## What to produce:
From the listing, collect all lines containing the word "位的县有".

+ + + + +

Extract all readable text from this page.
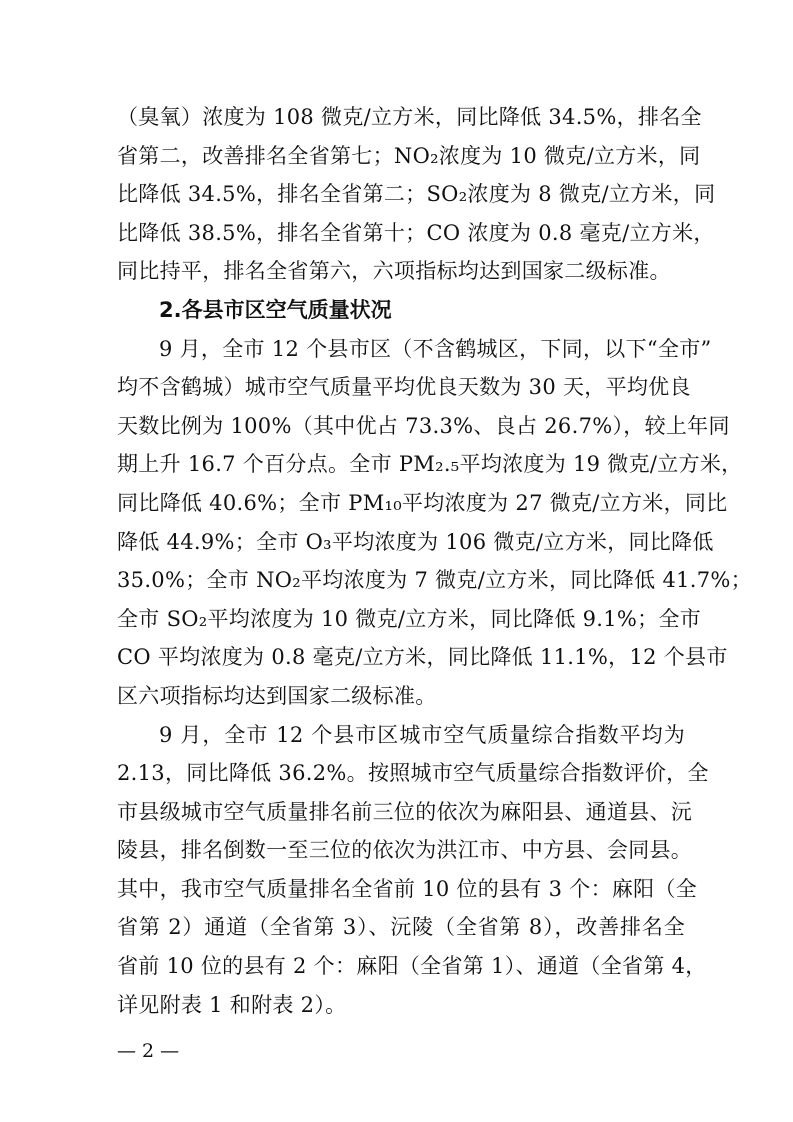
（臭氧）浓度为 108 微克/立方米，同比降低 34.5%，排名全
省第二，改善排名全省第七；NO₂浓度为 10 微克/立方米，同
比降低 34.5%，排名全省第二；SO₂浓度为 8 微克/立方米，同
比降低 38.5%，排名全省第十；CO 浓度为 0.8 毫克/立方米，
同比持平，排名全省第六，六项指标均达到国家二级标准。
2.各县市区空气质量状况
9 月，全市 12 个县市区（不含鹤城区，下同，以下“全市”
均不含鹤城）城市空气质量平均优良天数为 30 天，平均优良
天数比例为 100%（其中优占 73.3%、良占 26.7%），较上年同
期上升 16.7 个百分点。全市 PM₂.₅平均浓度为 19 微克/立方米，
同比降低 40.6%；全市 PM₁₀平均浓度为 27 微克/立方米，同比
降低 44.9%；全市 O₃平均浓度为 106 微克/立方米，同比降低
35.0%；全市 NO₂平均浓度为 7 微克/立方米，同比降低 41.7%；
全市 SO₂平均浓度为 10 微克/立方米，同比降低 9.1%；全市
CO 平均浓度为 0.8 毫克/立方米，同比降低 11.1%，12 个县市
区六项指标均达到国家二级标准。
9 月，全市 12 个县市区城市空气质量综合指数平均为
2.13，同比降低 36.2%。按照城市空气质量综合指数评价，全
市县级城市空气质量排名前三位的依次为麻阳县、通道县、沅
陵县，排名倒数一至三位的依次为洪江市、中方县、会同县。
其中，我市空气质量排名全省前 10 位的县有 3 个：麻阳（全
省第 2）通道（全省第 3）、沅陵（全省第 8），改善排名全
省前 10 位的县有 2 个：麻阳（全省第 1）、通道（全省第 4，
详见附表 1 和附表 2）。
— 2 —
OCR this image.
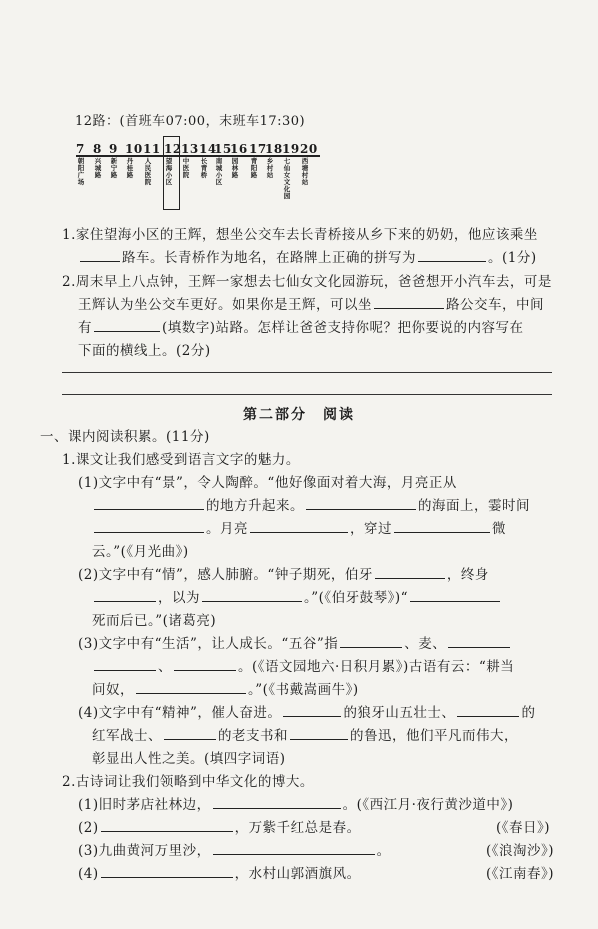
12路：(首班车07:00，末班车17:30)
7
朝阳广场
8
兴城路
9
新宁路
10
丹桂路
11
人民医院
12
望海小区
13
中医院
14
长青桥
15
南城小区
16
园林路
17
青阳路
18
乡村站
19
七仙女文化园
20
西塘村站
1.家住望海小区的王辉，想坐公交车去长青桥接从乡下来的奶奶，他应该乘坐
路车。长青桥作为地名，在路牌上正确的拼写为	。(1分)
2.周末早上八点钟，王辉一家想去七仙女文化园游玩，爸爸想开小汽车去，可是
王辉认为坐公交车更好。如果你是王辉，可以坐	路公交车，中间
有	(填数字)站路。怎样让爸爸支持你呢？把你要说的内容写在
下面的横线上。(2分)
第二部分　阅读
一、课内阅读积累。(11分)
1.课文让我们感受到语言文字的魅力。
(1)文字中有“景”，令人陶醉。“他好像面对着大海，月亮正从
的地方升起来。	的海面上，霎时间
。月亮	，穿过	微
云。”(《月光曲》)
(2)文字中有“情”，感人肺腑。“钟子期死，伯牙	，终身
，以为	。”(《伯牙鼓琴》)“
死而后已。”(诸葛亮)
(3)文字中有“生活”，让人成长。“五谷”指	、麦、
、	。(《语文园地六·日积月累》)古语有云：“耕当
问奴，	。”(《书戴嵩画牛》)
(4)文字中有“精神”，催人奋进。	的狼牙山五壮士、	的
红军战士、	的老支书和	的鲁迅，他们平凡而伟大，
彰显出人性之美。(填四字词语)
2.古诗词让我们领略到中华文化的博大。
(1)旧时茅店社林边，	。(《西江月·夜行黄沙道中》)
(2)	，万紫千红总是春。	(《春日》)
(3)九曲黄河万里沙，	。	(《浪淘沙》)
(4)	，水村山郭酒旗风。	(《江南春》)
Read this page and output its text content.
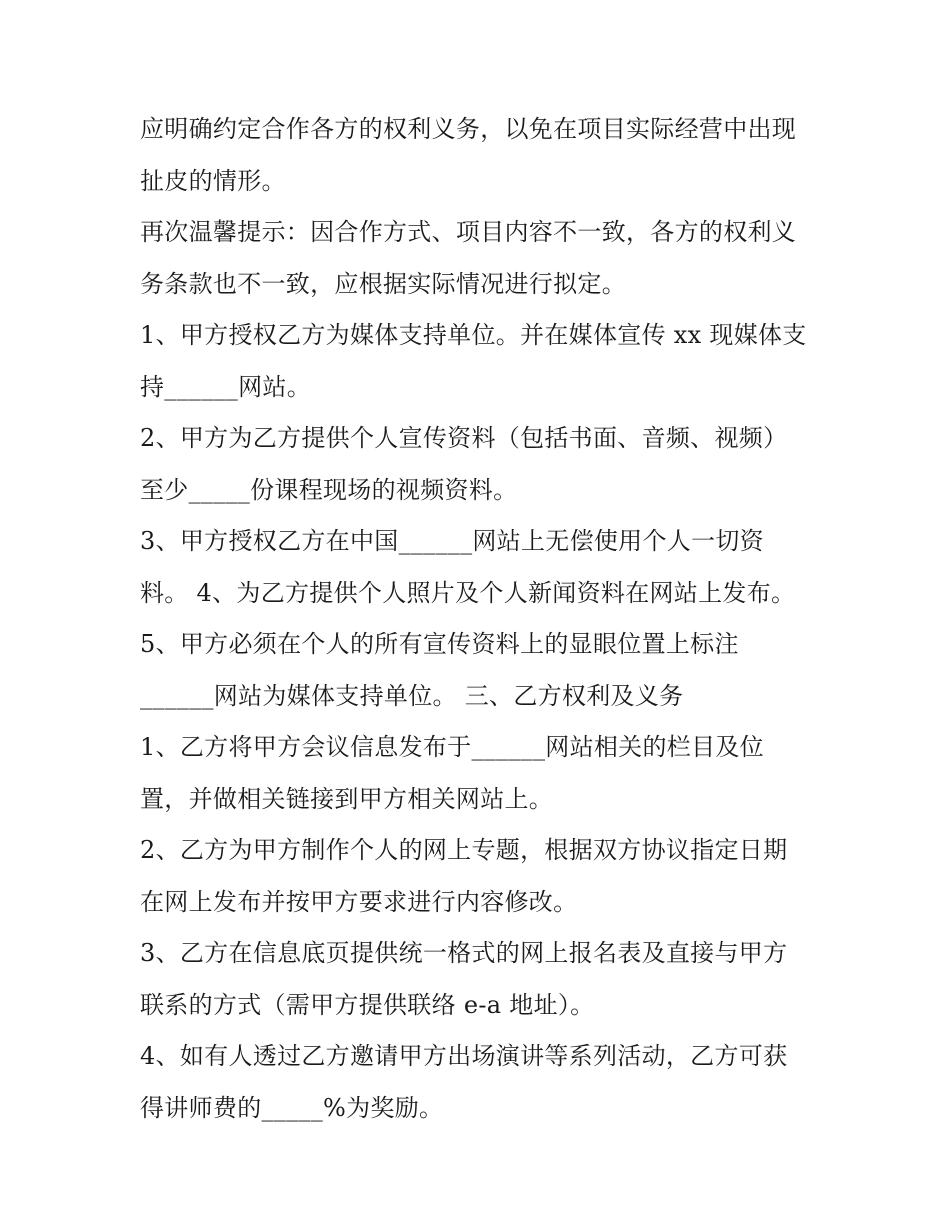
应明确约定合作各方的权利义务，以免在项目实际经营中出现
扯皮的情形。
再次温馨提示：因合作方式、项目内容不一致，各方的权利义
务条款也不一致，应根据实际情况进行拟定。
1、甲方授权乙方为媒体支持单位。并在媒体宣传 xx 现媒体支
持______网站。
2、甲方为乙方提供个人宣传资料（包括书面、音频、视频）
至少_____份课程现场的视频资料。
3、甲方授权乙方在中国______网站上无偿使用个人一切资
料。 4、为乙方提供个人照片及个人新闻资料在网站上发布。
5、甲方必须在个人的所有宣传资料上的显眼位置上标注
______网站为媒体支持单位。 三、乙方权利及义务
1、乙方将甲方会议信息发布于______网站相关的栏目及位
置，并做相关链接到甲方相关网站上。
2、乙方为甲方制作个人的网上专题，根据双方协议指定日期
在网上发布并按甲方要求进行内容修改。
3、乙方在信息底页提供统一格式的网上报名表及直接与甲方
联系的方式（需甲方提供联络 e-a 地址）。
4、如有人透过乙方邀请甲方出场演讲等系列活动，乙方可获
得讲师费的_____%为奖励。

+ + + + +

## Reply:
其中，我市空气质量排名全省前 10 位的县有 3 个：麻阳（全
省前 10 位的县有 2 个：麻阳（全省第 1）、通道（全省第 4，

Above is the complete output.